▶ _Set problem_: Each entry that follows is to be retyped exactly. Pictures do not belong in the copy.

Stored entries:
##########

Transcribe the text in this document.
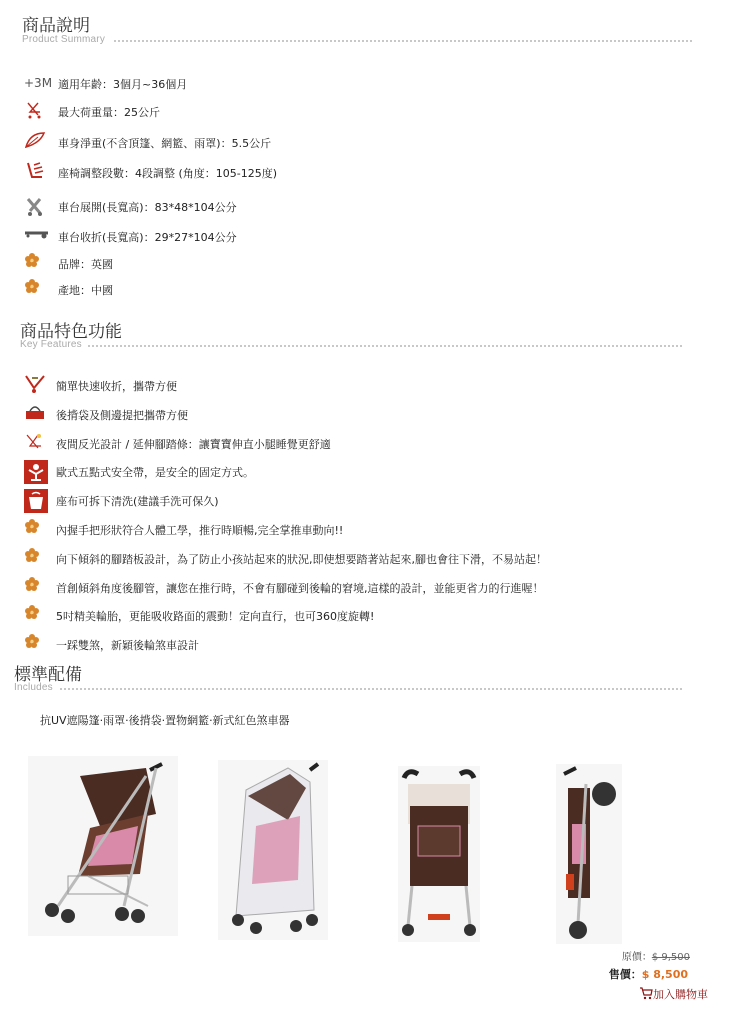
商品說明
Product Summary
+3M 適用年齡：3個月~36個月
最大荷重量：25公斤
車身淨重(不含頂篷、網籃、雨罩)：5.5公斤
座椅調整段數：4段調整 (角度：105-125度)
車台展開(長寬高)：83*48*104公分
車台收折(長寬高)：29*27*104公分
品牌：英國
產地：中國
商品特色功能
Key Features
簡單快速收折，攜帶方便
後揹袋及側邊提把攜帶方便
夜間反光設計 / 延伸腳踏條：讓寶寶伸直小腿睡覺更舒適
歐式五點式安全帶，是安全的固定方式。
座布可拆下清洗(建議手洗可保久)
內握手把形狀符合人體工學，推行時順暢,完全掌推車動向!!
向下傾斜的腳踏板設計，為了防止小孩站起來的狀況,即使想要踏著站起來,腳也會往下滑，不易站起！
首創傾斜角度後腳管，讓您在推行時，不會有腳碰到後輪的窘境,這樣的設計，並能更省力的行進喔！
5吋精美輪胎，更能吸收路面的震動！定向直行，也可360度旋轉!
一踩雙煞，新穎後輪煞車設計
標準配備
Includes
抗UV遮陽篷‧雨罩‧後揹袋‧置物網籃‧新式紅色煞車器
原價：$ 9,500
售價：$ 8,500
加入購物車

##########

▶ _Output for this exercise_:
Transcribe the text in this document.
商品說明
Product Summary
+3M 適用年齡：3個月~36個月
最大荷重量：25公斤
車身淨重(不含頂篷、網籃、雨罩)：5.5公斤
座椅調整段數：4段調整 (角度：105-125度)
車台展開(長寬高)：83*48*104公分
車台收折(長寬高)：29*27*104公分
品牌：英國
產地：中國
商品特色功能
Key Features
簡單快速收折，攜帶方便
後揹袋及側邊提把攜帶方便
夜間反光設計 / 延伸腳踏條：讓寶寶伸直小腿睡覺更舒適
歐式五點式安全帶，是安全的固定方式。
座布可拆下清洗(建議手洗可保久)
內握手把形狀符合人體工學，推行時順暢,完全掌推車動向!!
向下傾斜的腳踏板設計，為了防止小孩站起來的狀況,即使想要踏著站起來,腳也會往下滑，不易站起！
首創傾斜角度後腳管，讓您在推行時，不會有腳碰到後輪的窘境,這樣的設計，並能更省力的行進喔！
5吋精美輪胎，更能吸收路面的震動！定向直行，也可360度旋轉!
一踩雙煞，新穎後輪煞車設計
標準配備
Includes
抗UV遮陽篷‧雨罩‧後揹袋‧置物網籃‧新式紅色煞車器
原價：$ 9,500
售價：$ 8,500
加入購物車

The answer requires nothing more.